Stated problem:
Pull out every line with the word "Jointly".

Data excerpts:

-- begin --

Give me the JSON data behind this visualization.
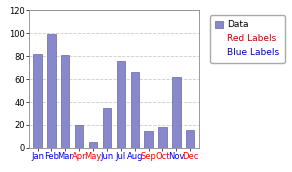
{
  "months": [
    "Jan",
    "Feb",
    "Mar",
    "Apr",
    "May",
    "Jun",
    "Jul",
    "Aug",
    "Sep",
    "Oct",
    "Nov",
    "Dec"
  ],
  "values": [
    82,
    99,
    81,
    20,
    5,
    35,
    76,
    66,
    15,
    18,
    62,
    16
  ],
  "label_colors": [
    "blue",
    "blue",
    "blue",
    "red",
    "red",
    "blue",
    "blue",
    "blue",
    "red",
    "red",
    "blue",
    "red"
  ],
  "bar_color": "#8888cc",
  "bar_edgecolor": "#6666aa",
  "ylim": [
    0,
    120
  ],
  "yticks": [
    0,
    20,
    40,
    60,
    80,
    100,
    120
  ],
  "background_color": "#ffffff",
  "plot_bg": "#ffffff",
  "legend_labels": [
    "Data",
    "Red Labels",
    "Blue Labels"
  ],
  "legend_text_colors": [
    "#000000",
    "#cc0000",
    "#0000cc"
  ],
  "grid_color": "#cccccc",
  "tick_fontsize": 6.0,
  "legend_fontsize": 6.5,
  "fig_width": 2.92,
  "fig_height": 1.72,
  "dpi": 100
}
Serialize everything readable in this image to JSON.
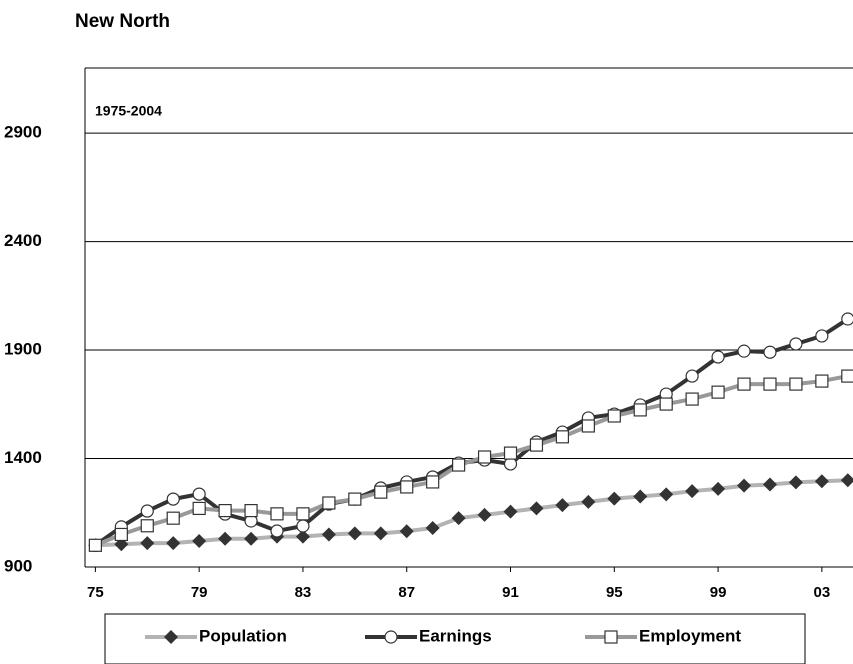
{
  "chart_data": {
    "type": "line",
    "title": "New North",
    "annotation": "1975-2004",
    "x": [
      1975,
      1976,
      1977,
      1978,
      1979,
      1980,
      1981,
      1982,
      1983,
      1984,
      1985,
      1986,
      1987,
      1988,
      1989,
      1990,
      1991,
      1992,
      1993,
      1994,
      1995,
      1996,
      1997,
      1998,
      1999,
      2000,
      2001,
      2002,
      2003,
      2004
    ],
    "series": [
      {
        "name": "Population",
        "color": "#b3b3b3",
        "marker": "diamond",
        "values": [
          1000,
          1005,
          1010,
          1010,
          1020,
          1030,
          1030,
          1040,
          1040,
          1050,
          1055,
          1055,
          1065,
          1080,
          1125,
          1140,
          1155,
          1170,
          1185,
          1200,
          1215,
          1225,
          1235,
          1250,
          1260,
          1275,
          1280,
          1290,
          1295,
          1300
        ]
      },
      {
        "name": "Earnings",
        "color": "#333333",
        "marker": "circle",
        "values": [
          1000,
          1085,
          1158,
          1213,
          1236,
          1144,
          1112,
          1066,
          1089,
          1190,
          1213,
          1264,
          1292,
          1315,
          1379,
          1393,
          1375,
          1476,
          1522,
          1587,
          1605,
          1647,
          1697,
          1780,
          1868,
          1895,
          1890,
          1928,
          1965,
          2043
        ]
      },
      {
        "name": "Employment",
        "color": "#999999",
        "marker": "square",
        "values": [
          1000,
          1050,
          1090,
          1125,
          1170,
          1160,
          1160,
          1145,
          1145,
          1195,
          1213,
          1245,
          1269,
          1292,
          1370,
          1407,
          1425,
          1462,
          1500,
          1550,
          1596,
          1624,
          1651,
          1674,
          1706,
          1743,
          1743,
          1743,
          1757,
          1780
        ]
      }
    ],
    "xlim": [
      1974.6,
      2004.2
    ],
    "xticks": [
      {
        "value": 1975,
        "label": "75"
      },
      {
        "value": 1979,
        "label": "79"
      },
      {
        "value": 1983,
        "label": "83"
      },
      {
        "value": 1987,
        "label": "87"
      },
      {
        "value": 1991,
        "label": "91"
      },
      {
        "value": 1995,
        "label": "95"
      },
      {
        "value": 1999,
        "label": "99"
      },
      {
        "value": 2003,
        "label": "03"
      }
    ],
    "ylim": [
      900,
      3200
    ],
    "yticks": [
      900,
      1400,
      1900,
      2400,
      2900
    ],
    "grid": true
  }
}
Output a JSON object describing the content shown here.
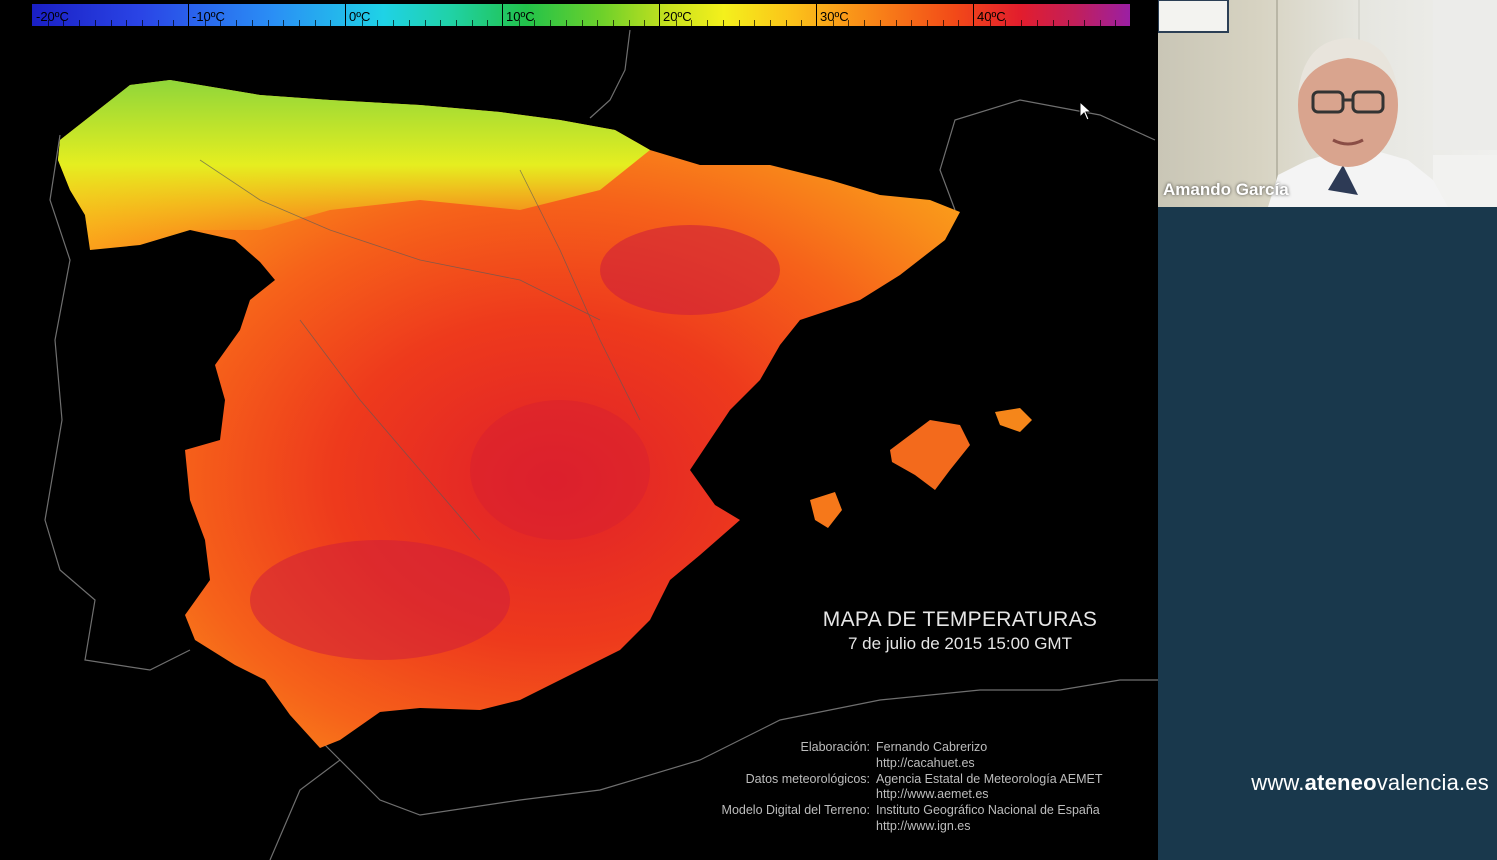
{
  "colorbar": {
    "labels": [
      "-20ºC",
      "-10ºC",
      "0ºC",
      "10ºC",
      "20ºC",
      "30ºC",
      "40ºC"
    ]
  },
  "map": {
    "title": "MAPA DE TEMPERATURAS",
    "subtitle": "7 de julio de 2015 15:00 GMT",
    "credits": [
      {
        "key": "Elaboración:",
        "value": "Fernando Cabrerizo"
      },
      {
        "key": "",
        "value": "http://cacahuet.es"
      },
      {
        "key": "Datos meteorológicos:",
        "value": "Agencia Estatal de Meteorología AEMET"
      },
      {
        "key": "",
        "value": "http://www.aemet.es"
      },
      {
        "key": "Modelo Digital del Terreno:",
        "value": "Instituto Geográfico Nacional de España"
      },
      {
        "key": "",
        "value": "http://www.ign.es"
      }
    ]
  },
  "participant": {
    "name": "Amando García"
  },
  "branding": {
    "site_prefix": "www.",
    "site_bold": "ateneo",
    "site_suffix": "valencia.es"
  },
  "colors": {
    "side_panel": "#19384c",
    "hot": "#e21d2d",
    "warm": "#f98a18",
    "mild": "#f4f01c",
    "cool": "#6fd12a"
  },
  "icons": [
    "mouse-cursor-icon"
  ]
}
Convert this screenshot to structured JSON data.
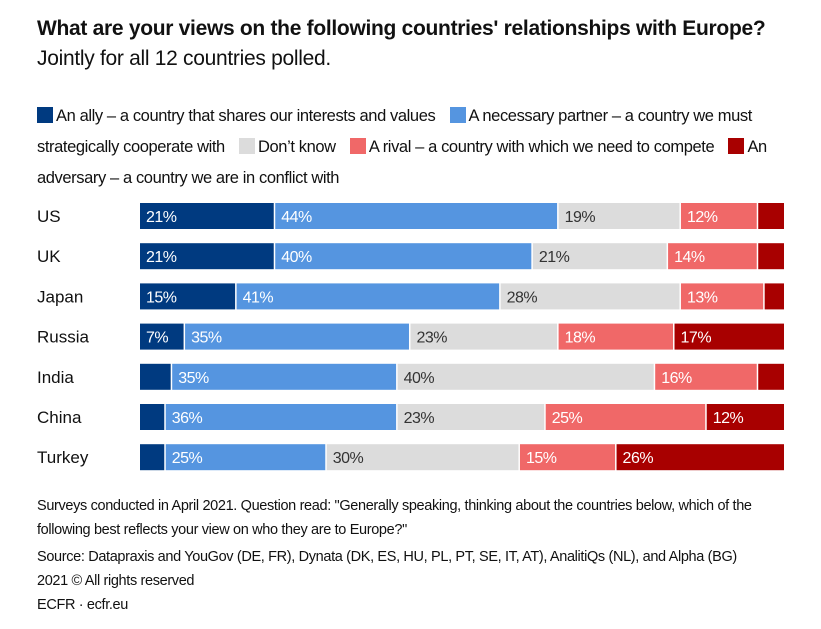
{
  "title": {
    "bold": "What are your views on the following countries' relationships with Europe?",
    "regular": "Jointly for all 12 countries polled."
  },
  "chart_data": {
    "type": "bar",
    "orientation": "horizontal",
    "stacked": true,
    "title": "What are your views on the following countries' relationships with Europe? Jointly for all 12 countries polled.",
    "xlabel": "",
    "ylabel": "",
    "xlim": [
      0,
      100
    ],
    "grid": false,
    "legend_position": "top",
    "categories": [
      "US",
      "UK",
      "Japan",
      "Russia",
      "India",
      "China",
      "Turkey"
    ],
    "series": [
      {
        "name": "An ally – a country that shares our interests and values",
        "color": "#003A80",
        "values": [
          21,
          21,
          15,
          7,
          5,
          4,
          4
        ],
        "labels": [
          "21%",
          "21%",
          "15%",
          "7%",
          "",
          "",
          ""
        ],
        "label_color": "#ffffff"
      },
      {
        "name": "A necessary partner – a country we must strategically cooperate with",
        "color": "#5595E0",
        "values": [
          44,
          40,
          41,
          35,
          35,
          36,
          25
        ],
        "labels": [
          "44%",
          "40%",
          "41%",
          "35%",
          "35%",
          "36%",
          "25%"
        ],
        "label_color": "#ffffff"
      },
      {
        "name": "Don't know",
        "color": "#DCDCDC",
        "values": [
          19,
          21,
          28,
          23,
          40,
          23,
          30
        ],
        "labels": [
          "19%",
          "21%",
          "28%",
          "23%",
          "40%",
          "23%",
          "30%"
        ],
        "label_color": "#333333"
      },
      {
        "name": "A rival – a country with which we need to compete",
        "color": "#F06868",
        "values": [
          12,
          14,
          13,
          18,
          16,
          25,
          15
        ],
        "labels": [
          "12%",
          "14%",
          "13%",
          "18%",
          "16%",
          "25%",
          "15%"
        ],
        "label_color": "#ffffff"
      },
      {
        "name": "An adversary – a country we are in conflict with",
        "color": "#A80000",
        "values": [
          4,
          4,
          3,
          17,
          4,
          12,
          26
        ],
        "labels": [
          "",
          "",
          "",
          "17%",
          "",
          "12%",
          "26%"
        ],
        "label_color": "#ffffff"
      }
    ]
  },
  "legend": [
    {
      "label": "An ally – a country that shares our interests and values",
      "color": "#003A80"
    },
    {
      "label": "A necessary partner – a country we must strategically cooperate with",
      "color": "#5595E0"
    },
    {
      "label": "Don’t know",
      "color": "#DCDCDC"
    },
    {
      "label": "A rival – a country with which we need to compete",
      "color": "#F06868"
    },
    {
      "label": "An adversary – a country we are in conflict with",
      "color": "#A80000"
    }
  ],
  "footer": {
    "note": "Surveys conducted in April 2021. Question read: \"Generally speaking, thinking about the countries below, which of the following best reflects your view on who they are to Europe?\"",
    "source": "Source: Datapraxis and YouGov (DE, FR), Dynata (DK, ES, HU, PL, PT, SE, IT, AT), AnalitiQs (NL), and Alpha (BG)",
    "copyright": "2021 © All rights reserved",
    "credit": "ECFR · ecfr.eu"
  }
}
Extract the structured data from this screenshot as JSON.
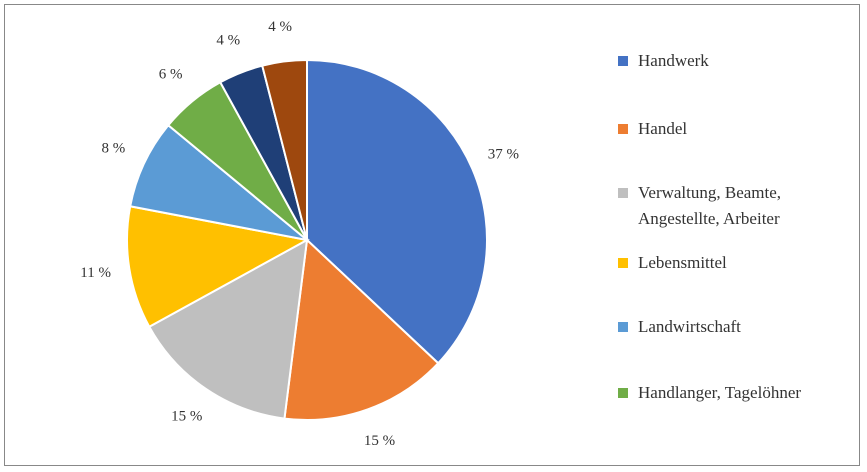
{
  "chart_data": {
    "type": "pie",
    "categories": [
      "Handwerk",
      "Handel",
      "Verwaltung, Beamte, Angestellte, Arbeiter",
      "Lebensmittel",
      "Landwirtschaft",
      "Handlanger, Tagelöhner",
      null,
      null
    ],
    "values": [
      37,
      15,
      15,
      11,
      8,
      6,
      4,
      4
    ],
    "value_labels": [
      "37 %",
      "15 %",
      "15 %",
      "11 %",
      "8 %",
      "6 %",
      "4 %",
      "4 %"
    ],
    "colors": [
      "#4472c4",
      "#ed7d31",
      "#bfbfbf",
      "#ffc000",
      "#5b9bd5",
      "#70ad47",
      "#1f3f77",
      "#9e480e"
    ],
    "legend": "right"
  }
}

-- end --

Output for this exercise:
    "regular": "Jointly for all 12 countries polled."
    "title": "What are your views on the following countries' relationships with Europe? Jointly for all 12 countries polled.",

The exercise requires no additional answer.